Bazen tatlı bir tebessüm insanın moralini yükseltir. O anlatılmaz duygudur…
Bazen de; karşında duranın yüz ifadesi bile seni çıkmazların içine sokar. İşin yoksa da, düşün dur “Neden?” diye!..
Takım, Avrupa İkincisi olarak ilçesine görkemli şölenle dönüyor, sen suratın asık soruyorsun: “Ne olacak bizim stadın hali?”
“Gelin Evi’nde, buyurun cenaze namazına…
Mutluluğun ardında gizlenen yüzünün gerçek ifadesini okumamak mümkün mü?
Karşıyaka’da konu spora… Özellikle de futbola gelince varsa yoksa stat… Aklına gelince içi yanıyor…
Karşıyakalılar yerden göğe kadar haklı.
Sporun içinde olsun, dışında kalsın… Karşıyaka Spor Kulübü’nü sevsin veya sevmesin... Herkesin aklındaki soru şu: “Karşıyaka Stadı ne zaman yapılacak?”
Aslında bunu öncelikle Gençlik ve Spor Bakanı Mehmet Muharrem Kasapoğlu’na sormak gerekir… İşin patronu…
O da bir üstüne soracak… “Ne zaman yapalım?” diye!..
Bu iş o kadar kolay değil…
Ama kolaylaştırmak elimizde…
Şöyle bir bakacak olursak, ülkenin dört bir yanına o denli modern statlar yapıldı… Gidin görün; kendinizi bir zamanların Avrupa’sında zannedeceksiniz… İnanın Amerika’dan gelenler bile kıskanıyor, Anadolu’daki statlarımızı…
Ama ülkenin aydınlık yüzü… Okuma yazma oranının en fazla olduğu şehir… Ege’yi bırakın, Akdeniz’i de içine alın, bölgenin yıldızı… Kulübünün armasında ulu önder Gazi Mustafa Kemal Atatürk’ün armağan ettiği kutsal ay yıldızlı bayrağımız…
Tarihi bir geçmiş… Kurtuluş Savaşında ön sıralarda yer alanların kurduğu asırlık çınar…
Sen gel de; Yörükleri kıskandıracak gibi göçebe hayatı yaşa… “Stat, stat…” diye rüyalarında bile sayıkla!..

□ □ □ □

#### Görev Yönergeleri
(A) Girdilerin başından "cell-spec: ～220V 75mm (722, 2029, 1255, 2081)" içeren satıra kadar olan bölümü (o satır da dahil) düzenle: "table-row" yerine "row" yaz ve başka hiçbir şeyi değiştirmeden yalnızca bu bölümü yeniden ver.
(B) Karşıyaka Stadı üzerine yazılmış yazıyı son cümlesinden sonra sürdür.

□ □ □ □

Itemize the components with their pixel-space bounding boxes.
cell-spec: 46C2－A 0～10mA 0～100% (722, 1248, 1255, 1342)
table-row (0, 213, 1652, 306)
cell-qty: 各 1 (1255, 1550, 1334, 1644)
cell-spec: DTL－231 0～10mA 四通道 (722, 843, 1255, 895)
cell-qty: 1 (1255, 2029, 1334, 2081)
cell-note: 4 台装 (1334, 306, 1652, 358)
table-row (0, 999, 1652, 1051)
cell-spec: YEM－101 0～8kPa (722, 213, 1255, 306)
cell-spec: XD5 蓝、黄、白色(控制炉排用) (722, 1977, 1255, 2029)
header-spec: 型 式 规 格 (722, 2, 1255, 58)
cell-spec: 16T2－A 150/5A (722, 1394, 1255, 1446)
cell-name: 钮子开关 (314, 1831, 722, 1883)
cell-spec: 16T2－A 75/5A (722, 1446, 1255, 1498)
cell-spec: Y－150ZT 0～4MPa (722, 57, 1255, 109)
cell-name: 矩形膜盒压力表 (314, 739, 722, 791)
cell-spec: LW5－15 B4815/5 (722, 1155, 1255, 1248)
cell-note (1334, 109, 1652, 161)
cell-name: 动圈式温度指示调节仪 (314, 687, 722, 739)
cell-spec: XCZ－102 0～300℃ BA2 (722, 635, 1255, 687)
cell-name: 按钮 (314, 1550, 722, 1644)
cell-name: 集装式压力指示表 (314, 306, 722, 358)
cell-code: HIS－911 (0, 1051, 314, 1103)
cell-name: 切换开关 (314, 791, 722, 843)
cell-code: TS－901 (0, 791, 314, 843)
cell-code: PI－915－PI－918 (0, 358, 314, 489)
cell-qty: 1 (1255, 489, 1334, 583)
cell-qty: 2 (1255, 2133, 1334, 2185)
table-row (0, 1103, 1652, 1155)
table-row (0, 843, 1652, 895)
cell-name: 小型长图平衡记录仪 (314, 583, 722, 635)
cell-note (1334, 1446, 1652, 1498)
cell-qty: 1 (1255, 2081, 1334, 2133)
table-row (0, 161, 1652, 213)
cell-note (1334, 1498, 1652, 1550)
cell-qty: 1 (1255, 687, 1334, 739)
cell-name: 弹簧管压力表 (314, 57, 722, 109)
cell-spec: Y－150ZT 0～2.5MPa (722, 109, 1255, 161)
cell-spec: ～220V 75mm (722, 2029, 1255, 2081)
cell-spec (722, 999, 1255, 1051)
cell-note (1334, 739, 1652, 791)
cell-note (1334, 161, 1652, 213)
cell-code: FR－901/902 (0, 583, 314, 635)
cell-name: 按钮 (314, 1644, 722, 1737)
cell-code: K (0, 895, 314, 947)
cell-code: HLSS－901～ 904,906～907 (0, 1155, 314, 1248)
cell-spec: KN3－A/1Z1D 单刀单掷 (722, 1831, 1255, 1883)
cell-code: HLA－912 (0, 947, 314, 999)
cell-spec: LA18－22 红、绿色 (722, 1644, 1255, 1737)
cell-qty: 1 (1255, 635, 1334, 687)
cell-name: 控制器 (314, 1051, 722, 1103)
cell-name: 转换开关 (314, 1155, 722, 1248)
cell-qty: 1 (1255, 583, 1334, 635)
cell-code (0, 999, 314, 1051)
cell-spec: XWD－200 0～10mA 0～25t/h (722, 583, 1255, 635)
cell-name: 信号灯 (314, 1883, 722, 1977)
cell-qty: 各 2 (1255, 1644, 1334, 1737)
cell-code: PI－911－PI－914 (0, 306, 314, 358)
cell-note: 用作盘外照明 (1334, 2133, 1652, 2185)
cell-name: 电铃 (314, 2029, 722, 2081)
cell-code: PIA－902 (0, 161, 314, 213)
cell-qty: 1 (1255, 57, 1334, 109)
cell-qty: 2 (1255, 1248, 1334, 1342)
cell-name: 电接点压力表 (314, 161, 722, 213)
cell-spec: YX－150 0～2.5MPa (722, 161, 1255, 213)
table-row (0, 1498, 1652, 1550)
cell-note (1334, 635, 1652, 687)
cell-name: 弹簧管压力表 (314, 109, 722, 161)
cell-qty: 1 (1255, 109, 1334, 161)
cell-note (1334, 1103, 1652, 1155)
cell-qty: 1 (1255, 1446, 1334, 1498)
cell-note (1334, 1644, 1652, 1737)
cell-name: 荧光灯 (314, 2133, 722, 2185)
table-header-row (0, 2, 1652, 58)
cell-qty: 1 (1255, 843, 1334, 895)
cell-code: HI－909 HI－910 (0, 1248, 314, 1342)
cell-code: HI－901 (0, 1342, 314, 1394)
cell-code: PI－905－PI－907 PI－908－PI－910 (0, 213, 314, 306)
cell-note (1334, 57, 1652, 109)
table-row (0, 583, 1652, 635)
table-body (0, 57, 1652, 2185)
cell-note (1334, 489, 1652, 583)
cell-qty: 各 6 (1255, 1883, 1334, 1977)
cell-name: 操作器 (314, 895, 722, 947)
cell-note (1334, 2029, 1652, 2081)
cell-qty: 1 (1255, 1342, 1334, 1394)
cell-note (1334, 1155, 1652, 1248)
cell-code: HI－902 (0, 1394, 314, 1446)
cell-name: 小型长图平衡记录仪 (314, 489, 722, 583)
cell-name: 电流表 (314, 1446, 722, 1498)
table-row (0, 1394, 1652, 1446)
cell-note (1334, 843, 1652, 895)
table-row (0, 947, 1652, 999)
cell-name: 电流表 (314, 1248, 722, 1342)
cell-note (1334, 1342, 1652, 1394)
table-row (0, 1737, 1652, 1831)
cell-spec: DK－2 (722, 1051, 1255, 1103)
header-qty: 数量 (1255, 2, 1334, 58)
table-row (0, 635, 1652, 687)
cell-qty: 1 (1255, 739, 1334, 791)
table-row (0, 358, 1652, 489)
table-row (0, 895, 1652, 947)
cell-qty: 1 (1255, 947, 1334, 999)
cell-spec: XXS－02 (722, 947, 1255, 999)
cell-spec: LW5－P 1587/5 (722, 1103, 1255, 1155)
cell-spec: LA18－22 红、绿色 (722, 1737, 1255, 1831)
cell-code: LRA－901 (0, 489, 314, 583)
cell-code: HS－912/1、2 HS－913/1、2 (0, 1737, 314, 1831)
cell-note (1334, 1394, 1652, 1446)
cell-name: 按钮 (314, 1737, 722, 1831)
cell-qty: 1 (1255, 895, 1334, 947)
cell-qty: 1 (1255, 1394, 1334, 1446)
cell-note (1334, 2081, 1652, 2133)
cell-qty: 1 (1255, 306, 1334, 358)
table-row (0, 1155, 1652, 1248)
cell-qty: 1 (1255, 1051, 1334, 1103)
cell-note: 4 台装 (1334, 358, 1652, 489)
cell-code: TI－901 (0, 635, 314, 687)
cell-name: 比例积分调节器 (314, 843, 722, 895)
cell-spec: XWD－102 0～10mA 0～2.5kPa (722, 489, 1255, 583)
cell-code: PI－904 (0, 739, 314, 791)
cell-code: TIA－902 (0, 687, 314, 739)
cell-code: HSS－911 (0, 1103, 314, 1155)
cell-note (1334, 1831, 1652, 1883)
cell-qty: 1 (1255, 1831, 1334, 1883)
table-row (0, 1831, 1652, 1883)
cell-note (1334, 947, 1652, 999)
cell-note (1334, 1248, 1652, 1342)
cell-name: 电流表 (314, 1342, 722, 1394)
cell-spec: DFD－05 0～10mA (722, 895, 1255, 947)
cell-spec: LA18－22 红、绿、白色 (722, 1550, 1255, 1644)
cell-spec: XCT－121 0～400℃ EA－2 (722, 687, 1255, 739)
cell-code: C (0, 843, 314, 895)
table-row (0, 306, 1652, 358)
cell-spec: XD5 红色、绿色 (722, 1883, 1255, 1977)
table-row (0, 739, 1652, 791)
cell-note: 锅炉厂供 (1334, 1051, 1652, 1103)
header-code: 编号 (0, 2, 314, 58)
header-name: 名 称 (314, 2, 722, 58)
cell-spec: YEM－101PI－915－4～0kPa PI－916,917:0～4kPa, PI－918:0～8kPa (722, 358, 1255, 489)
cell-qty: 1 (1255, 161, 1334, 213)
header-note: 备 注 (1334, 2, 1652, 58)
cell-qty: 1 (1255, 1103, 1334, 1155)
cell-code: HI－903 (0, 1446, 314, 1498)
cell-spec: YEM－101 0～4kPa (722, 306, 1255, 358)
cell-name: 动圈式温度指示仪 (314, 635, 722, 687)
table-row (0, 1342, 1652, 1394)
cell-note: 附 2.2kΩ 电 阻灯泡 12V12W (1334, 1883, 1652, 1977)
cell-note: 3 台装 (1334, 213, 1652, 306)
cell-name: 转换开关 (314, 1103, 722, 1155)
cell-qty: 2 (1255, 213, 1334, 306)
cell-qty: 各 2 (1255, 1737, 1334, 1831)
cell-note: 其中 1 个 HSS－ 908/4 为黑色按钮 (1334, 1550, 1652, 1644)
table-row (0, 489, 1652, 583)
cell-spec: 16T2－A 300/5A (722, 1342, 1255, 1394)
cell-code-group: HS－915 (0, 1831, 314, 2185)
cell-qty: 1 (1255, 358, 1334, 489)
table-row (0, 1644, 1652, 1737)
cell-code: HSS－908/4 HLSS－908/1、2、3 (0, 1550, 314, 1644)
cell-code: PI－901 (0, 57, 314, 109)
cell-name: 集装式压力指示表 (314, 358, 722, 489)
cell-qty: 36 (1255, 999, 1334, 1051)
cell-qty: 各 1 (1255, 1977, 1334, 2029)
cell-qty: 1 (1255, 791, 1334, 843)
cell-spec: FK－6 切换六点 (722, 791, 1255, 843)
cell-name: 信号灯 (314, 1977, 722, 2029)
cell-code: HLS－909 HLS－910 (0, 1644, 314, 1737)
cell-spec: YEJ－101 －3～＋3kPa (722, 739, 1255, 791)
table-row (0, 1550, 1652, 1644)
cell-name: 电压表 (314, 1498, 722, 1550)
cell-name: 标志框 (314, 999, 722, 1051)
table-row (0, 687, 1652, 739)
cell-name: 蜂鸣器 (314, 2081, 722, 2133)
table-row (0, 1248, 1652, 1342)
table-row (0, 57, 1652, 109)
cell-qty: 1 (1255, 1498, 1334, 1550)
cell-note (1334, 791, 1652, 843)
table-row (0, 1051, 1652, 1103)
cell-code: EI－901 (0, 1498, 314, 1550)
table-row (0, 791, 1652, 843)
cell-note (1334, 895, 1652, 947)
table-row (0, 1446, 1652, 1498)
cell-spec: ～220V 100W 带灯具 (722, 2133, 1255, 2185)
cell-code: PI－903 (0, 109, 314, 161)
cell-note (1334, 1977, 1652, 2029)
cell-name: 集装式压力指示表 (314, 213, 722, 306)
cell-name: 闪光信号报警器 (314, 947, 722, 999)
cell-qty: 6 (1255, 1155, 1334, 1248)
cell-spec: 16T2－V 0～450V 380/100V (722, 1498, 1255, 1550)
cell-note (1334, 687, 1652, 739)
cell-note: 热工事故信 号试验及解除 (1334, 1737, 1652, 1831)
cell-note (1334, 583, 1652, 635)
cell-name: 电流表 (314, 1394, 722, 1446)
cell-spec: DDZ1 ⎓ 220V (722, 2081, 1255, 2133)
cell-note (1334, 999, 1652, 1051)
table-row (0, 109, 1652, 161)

□ □ □ □

#### Cevaplar
(A)
Itemize the components with their pixel-space bounding boxes.
cell-spec: 46C2－A 0～10mA 0～100% (722, 1248, 1255, 1342)
row (0, 213, 1652, 306)
cell-qty: 各 1 (1255, 1550, 1334, 1644)
cell-spec: DTL－231 0～10mA 四通道 (722, 843, 1255, 895)
cell-qty: 1 (1255, 2029, 1334, 2081)
cell-note: 4 台装 (1334, 306, 1652, 358)
row (0, 999, 1652, 1051)
cell-spec: YEM－101 0～8kPa (722, 213, 1255, 306)
cell-spec: XD5 蓝、黄、白色(控制炉排用) (722, 1977, 1255, 2029)
header-spec: 型 式 规 格 (722, 2, 1255, 58)
cell-spec: 16T2－A 150/5A (722, 1394, 1255, 1446)
cell-name: 钮子开关 (314, 1831, 722, 1883)
cell-spec: 16T2－A 75/5A (722, 1446, 1255, 1498)
cell-spec: Y－150ZT 0～4MPa (722, 57, 1255, 109)
cell-name: 矩形膜盒压力表 (314, 739, 722, 791)
cell-spec: LW5－15 B4815/5 (722, 1155, 1255, 1248)
cell-note (1334, 109, 1652, 161)
cell-name: 动圈式温度指示调节仪 (314, 687, 722, 739)
cell-spec: XCZ－102 0～300℃ BA2 (722, 635, 1255, 687)
cell-name: 按钮 (314, 1550, 722, 1644)
cell-name: 集装式压力指示表 (314, 306, 722, 358)
cell-code: HIS－911 (0, 1051, 314, 1103)
cell-name: 切换开关 (314, 791, 722, 843)
cell-code: TS－901 (0, 791, 314, 843)
cell-code: PI－915－PI－918 (0, 358, 314, 489)
cell-qty: 1 (1255, 489, 1334, 583)
cell-qty: 2 (1255, 2133, 1334, 2185)
row (0, 1103, 1652, 1155)
row (0, 843, 1652, 895)
cell-name: 小型长图平衡记录仪 (314, 583, 722, 635)
cell-note (1334, 1446, 1652, 1498)
cell-qty: 1 (1255, 2081, 1334, 2133)
row (0, 161, 1652, 213)
cell-note (1334, 1498, 1652, 1550)
cell-qty: 1 (1255, 687, 1334, 739)
cell-name: 弹簧管压力表 (314, 57, 722, 109)
cell-spec: Y－150ZT 0～2.5MPa (722, 109, 1255, 161)
cell-spec: ～220V 75mm (722, 2029, 1255, 2081)

(B)
Hiç aklınıza gelir miydi? Stadın çöplüğe dönüşecek, içinde kargalarla martılar yiyecek bulma kavgasına tutuşacak!.. Ne garip değil mi? Bir zamanlar her yaş grubu sporcuyla cıvıl cıvıl olan Karşıyaka Stadı’nda şimdi hayvanlar cirit atıyor… Arada sırada uyanıklar araçlarını park ediyor… Şikâyetler artınca da belediye temizlik yapıyor…
Vay be… Karşıyaka dışındaki ülke stadyum cenneti… Sen halen cehennem hayatı yaşıyor ve bir de kardeş kardeşe kavga ediyorsun: “Stat yapılsın-yapılmasın!..”
Aklıma geldi… Konu siyasi. Sporcular yapamaz ama politikacıların bir emri ile stat yerine dikilir…
Şimdi dönelim bizim milletvekillerimize…
Hani İzmirlilerden (Karşıyakalar da dâhil) oy alarak kartvizitlerine “İzmir Milletvekili” yazdıran değerli siyasetçilerimize…
Öncelikle ilk soru hakkımızı İzmir Milletvekili sıfatıyla Ana Muhalefet Partisi CHP’nin Genel Başkanı Kemal Kılıçdaroğlu’nda kullanmamız gerekli.
“Sayın genel başkanım, değerli İzmir milletvekilim… Ne düşünüyorsunuz bu konu da? Bir planınız var mı? Yoksa “Devlet yapacaktı. Yapsın” mı diyeceksiniz?
Cevap bekliyoruz…
Döndük; meslektaşım… Bir zamanların TV sahibi, şu anda genel başkanın başdanışmanı Tuncay Özkan’a…
Sen de İzmir Milletvekilisin. Hem de etkin ve yetkili birisisin. Bazı İzmir belediyelerinde gölgenin bile yettiği söyleniyor… Düşünceni öğrenebilir miyim?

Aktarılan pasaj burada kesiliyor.